To do = Check the listing below for lines with the word "this" and say how many there are, with nothing but the number.

Excerpted records =
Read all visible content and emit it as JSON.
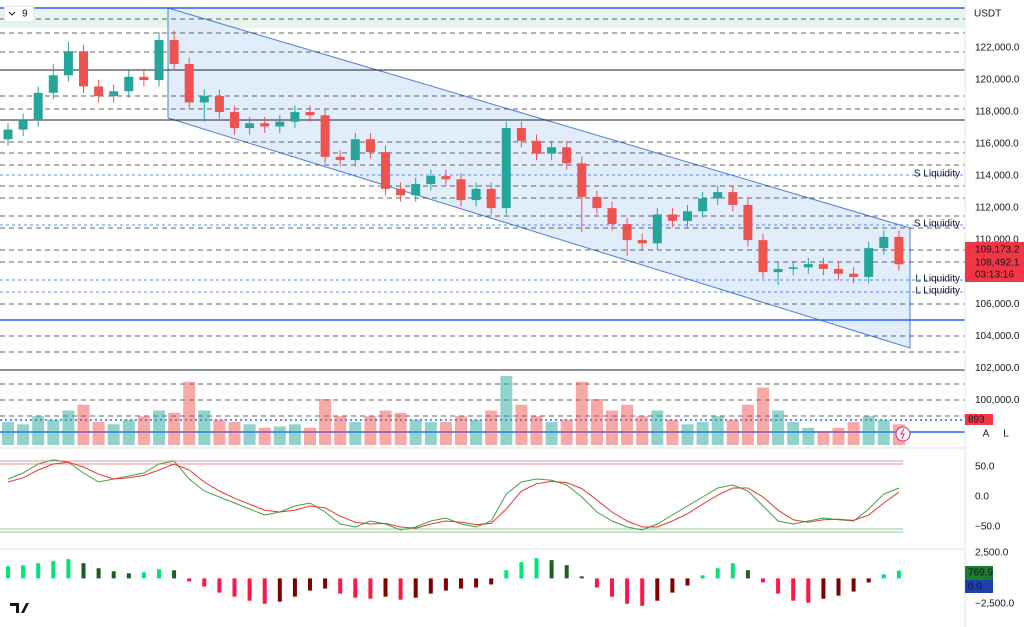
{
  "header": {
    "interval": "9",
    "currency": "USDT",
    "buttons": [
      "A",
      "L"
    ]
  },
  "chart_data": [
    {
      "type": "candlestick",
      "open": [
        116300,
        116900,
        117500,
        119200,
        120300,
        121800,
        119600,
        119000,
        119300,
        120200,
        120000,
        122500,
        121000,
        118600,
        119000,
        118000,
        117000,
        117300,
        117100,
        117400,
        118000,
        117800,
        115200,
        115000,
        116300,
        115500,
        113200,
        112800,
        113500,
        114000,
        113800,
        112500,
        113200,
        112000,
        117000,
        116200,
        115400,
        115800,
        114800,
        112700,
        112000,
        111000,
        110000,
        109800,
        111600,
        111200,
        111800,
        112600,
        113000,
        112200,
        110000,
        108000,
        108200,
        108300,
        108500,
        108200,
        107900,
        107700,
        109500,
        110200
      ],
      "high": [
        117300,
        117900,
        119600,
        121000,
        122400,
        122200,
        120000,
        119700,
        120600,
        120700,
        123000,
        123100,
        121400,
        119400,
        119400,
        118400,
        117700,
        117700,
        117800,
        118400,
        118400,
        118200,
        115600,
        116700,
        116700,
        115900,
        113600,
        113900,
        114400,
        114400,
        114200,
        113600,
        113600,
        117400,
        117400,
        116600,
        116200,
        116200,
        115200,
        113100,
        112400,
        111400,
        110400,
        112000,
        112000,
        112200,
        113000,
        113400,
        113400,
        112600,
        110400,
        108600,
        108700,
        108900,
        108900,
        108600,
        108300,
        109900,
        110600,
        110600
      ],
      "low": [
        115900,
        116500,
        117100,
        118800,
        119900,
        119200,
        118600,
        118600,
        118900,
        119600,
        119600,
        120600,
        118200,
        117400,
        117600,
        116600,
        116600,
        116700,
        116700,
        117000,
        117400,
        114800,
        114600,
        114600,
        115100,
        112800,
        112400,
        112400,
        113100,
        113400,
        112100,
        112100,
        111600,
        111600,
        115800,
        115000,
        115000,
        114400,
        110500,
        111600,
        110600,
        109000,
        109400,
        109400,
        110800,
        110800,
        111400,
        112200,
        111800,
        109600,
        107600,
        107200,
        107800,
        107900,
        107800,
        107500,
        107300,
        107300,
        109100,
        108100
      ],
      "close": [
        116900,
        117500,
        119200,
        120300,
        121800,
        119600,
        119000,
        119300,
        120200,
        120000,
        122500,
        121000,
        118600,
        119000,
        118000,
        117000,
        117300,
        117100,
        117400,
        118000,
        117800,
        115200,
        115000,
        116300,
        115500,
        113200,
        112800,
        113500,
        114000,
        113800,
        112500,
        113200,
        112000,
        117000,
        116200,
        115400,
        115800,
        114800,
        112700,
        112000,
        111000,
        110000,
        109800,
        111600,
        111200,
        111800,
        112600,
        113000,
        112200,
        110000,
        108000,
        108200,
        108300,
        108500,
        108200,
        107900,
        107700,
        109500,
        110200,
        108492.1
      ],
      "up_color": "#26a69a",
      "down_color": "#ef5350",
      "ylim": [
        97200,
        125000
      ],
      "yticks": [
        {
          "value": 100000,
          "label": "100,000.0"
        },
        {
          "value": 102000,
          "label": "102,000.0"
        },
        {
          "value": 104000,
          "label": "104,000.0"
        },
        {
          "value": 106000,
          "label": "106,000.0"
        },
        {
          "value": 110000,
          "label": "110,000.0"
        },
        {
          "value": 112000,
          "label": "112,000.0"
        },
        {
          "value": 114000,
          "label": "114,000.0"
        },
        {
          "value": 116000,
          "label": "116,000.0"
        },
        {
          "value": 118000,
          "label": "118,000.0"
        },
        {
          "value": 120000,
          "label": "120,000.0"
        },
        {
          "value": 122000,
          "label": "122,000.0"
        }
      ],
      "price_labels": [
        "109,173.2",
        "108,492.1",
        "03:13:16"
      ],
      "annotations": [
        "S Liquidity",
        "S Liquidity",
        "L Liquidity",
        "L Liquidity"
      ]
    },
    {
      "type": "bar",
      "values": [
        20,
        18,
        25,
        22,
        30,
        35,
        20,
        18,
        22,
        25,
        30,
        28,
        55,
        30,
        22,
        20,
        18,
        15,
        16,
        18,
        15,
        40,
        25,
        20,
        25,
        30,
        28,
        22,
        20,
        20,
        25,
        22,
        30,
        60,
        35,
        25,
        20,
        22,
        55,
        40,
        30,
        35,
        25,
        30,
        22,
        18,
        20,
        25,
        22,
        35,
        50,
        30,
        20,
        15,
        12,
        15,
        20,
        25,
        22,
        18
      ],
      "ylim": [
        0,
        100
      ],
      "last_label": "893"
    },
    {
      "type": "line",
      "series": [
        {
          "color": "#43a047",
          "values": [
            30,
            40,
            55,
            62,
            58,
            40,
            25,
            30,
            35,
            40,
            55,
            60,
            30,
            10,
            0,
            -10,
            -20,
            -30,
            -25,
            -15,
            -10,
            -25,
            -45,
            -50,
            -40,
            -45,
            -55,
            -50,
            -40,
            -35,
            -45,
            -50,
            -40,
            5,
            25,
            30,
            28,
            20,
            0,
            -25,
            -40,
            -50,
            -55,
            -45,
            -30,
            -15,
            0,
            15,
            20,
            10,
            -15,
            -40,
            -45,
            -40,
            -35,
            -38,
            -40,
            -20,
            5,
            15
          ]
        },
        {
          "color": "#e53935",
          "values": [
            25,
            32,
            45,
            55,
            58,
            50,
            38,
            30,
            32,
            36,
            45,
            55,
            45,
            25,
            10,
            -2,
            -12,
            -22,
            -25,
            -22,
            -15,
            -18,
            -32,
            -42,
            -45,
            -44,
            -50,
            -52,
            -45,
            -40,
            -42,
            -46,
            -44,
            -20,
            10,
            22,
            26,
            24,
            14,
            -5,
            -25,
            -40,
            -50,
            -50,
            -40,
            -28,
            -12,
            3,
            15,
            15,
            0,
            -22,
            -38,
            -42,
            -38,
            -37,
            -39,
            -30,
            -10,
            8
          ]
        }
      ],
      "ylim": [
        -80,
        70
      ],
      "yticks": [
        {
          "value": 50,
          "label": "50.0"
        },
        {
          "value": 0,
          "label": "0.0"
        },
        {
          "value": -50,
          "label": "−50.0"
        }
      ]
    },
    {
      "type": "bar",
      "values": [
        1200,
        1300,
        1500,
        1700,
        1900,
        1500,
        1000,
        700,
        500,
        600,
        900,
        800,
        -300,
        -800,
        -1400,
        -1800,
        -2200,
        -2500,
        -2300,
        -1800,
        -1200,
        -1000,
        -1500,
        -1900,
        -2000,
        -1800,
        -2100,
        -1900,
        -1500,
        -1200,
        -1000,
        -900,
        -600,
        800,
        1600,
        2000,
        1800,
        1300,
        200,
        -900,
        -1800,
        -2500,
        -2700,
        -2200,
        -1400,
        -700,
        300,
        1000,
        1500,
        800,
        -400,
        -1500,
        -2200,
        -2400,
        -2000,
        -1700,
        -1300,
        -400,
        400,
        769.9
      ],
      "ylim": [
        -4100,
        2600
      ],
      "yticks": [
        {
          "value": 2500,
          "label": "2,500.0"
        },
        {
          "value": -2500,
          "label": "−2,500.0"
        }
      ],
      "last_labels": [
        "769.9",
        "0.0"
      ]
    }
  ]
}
--
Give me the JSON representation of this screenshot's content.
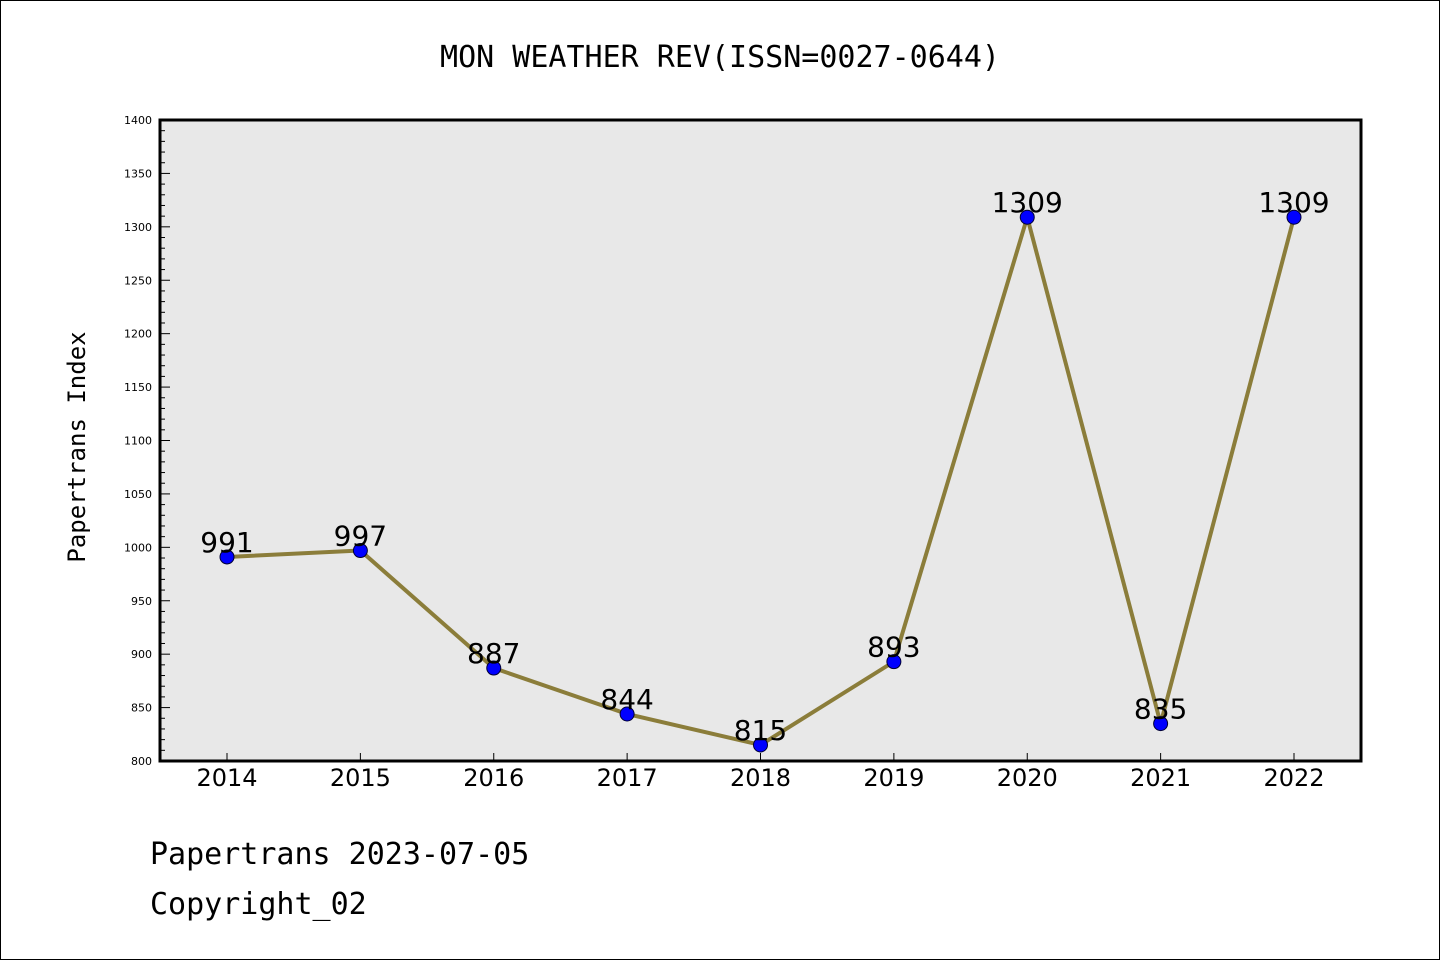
...
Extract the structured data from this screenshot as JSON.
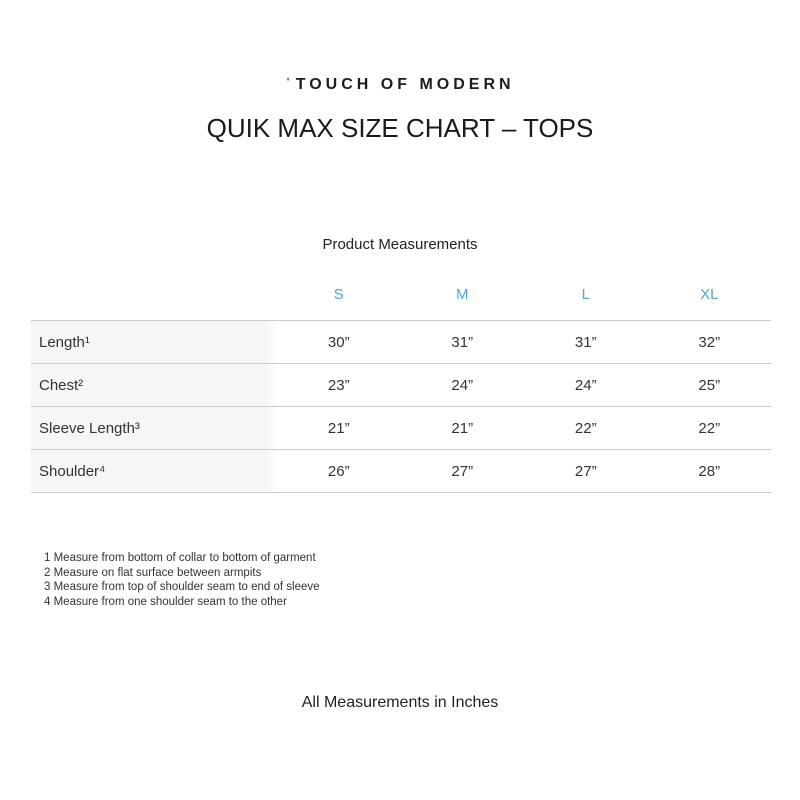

Expected answer = 2